***** Provided information

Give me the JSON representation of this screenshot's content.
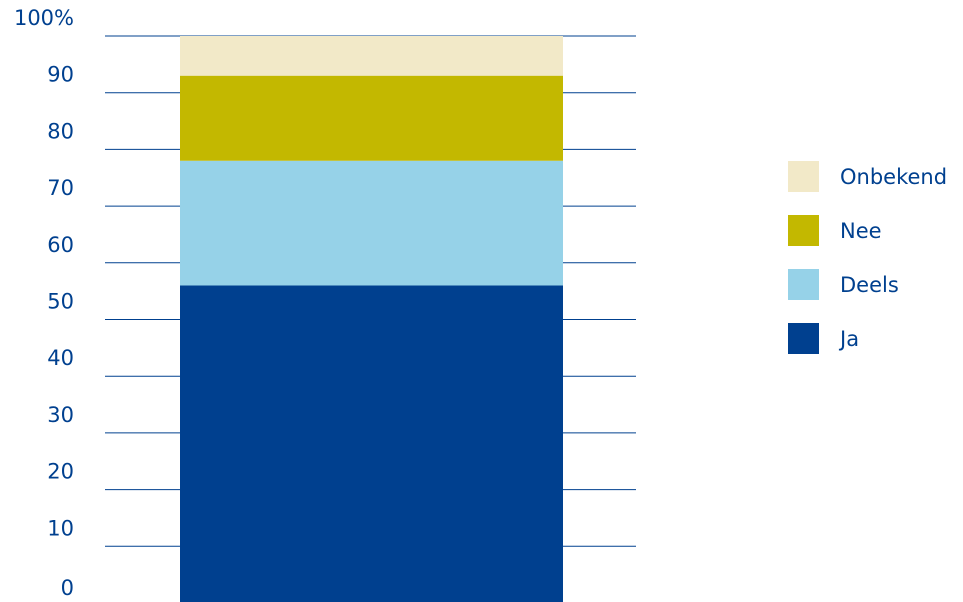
{
  "chart_data": {
    "type": "bar",
    "stacked": true,
    "categories": [
      ""
    ],
    "series": [
      {
        "name": "Ja",
        "values": [
          56.0
        ],
        "color": "#00408F"
      },
      {
        "name": "Deels",
        "values": [
          22.0
        ],
        "color": "#96D2E8"
      },
      {
        "name": "Nee",
        "values": [
          15.0
        ],
        "color": "#C3B800"
      },
      {
        "name": "Onbekend",
        "values": [
          7.0
        ],
        "color": "#F2E9C8"
      }
    ],
    "ylim": [
      0,
      100
    ],
    "y_ticks": [
      0,
      10,
      20,
      30,
      40,
      50,
      60,
      70,
      80,
      90,
      100
    ],
    "y_tick_labels": [
      "0",
      "10",
      "20",
      "30",
      "40",
      "50",
      "60",
      "70",
      "80",
      "90",
      "100%"
    ],
    "grid": true,
    "legend_position": "right",
    "legend_order": [
      "Onbekend",
      "Nee",
      "Deels",
      "Ja"
    ],
    "text_color": "#00408F",
    "grid_color": "#00408F"
  }
}
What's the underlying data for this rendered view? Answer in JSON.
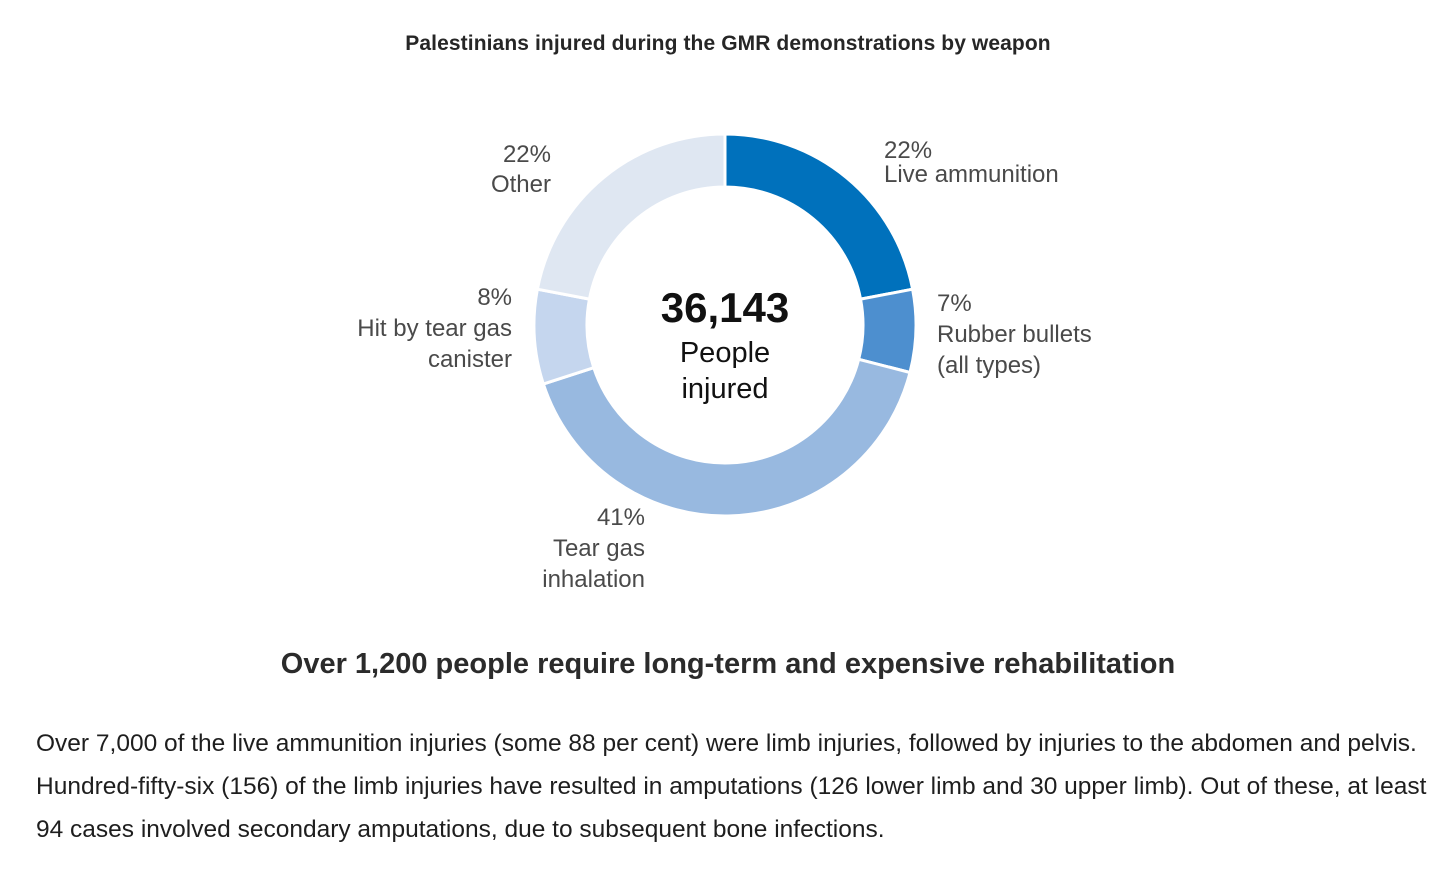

**********

• **Written problem**
All lines in the data that contain the word "this" should be copied.

• **Correct result**
Give me the JSON representation of this screenshot's content.
What's the underlying data for this rendered view? Answer in JSON.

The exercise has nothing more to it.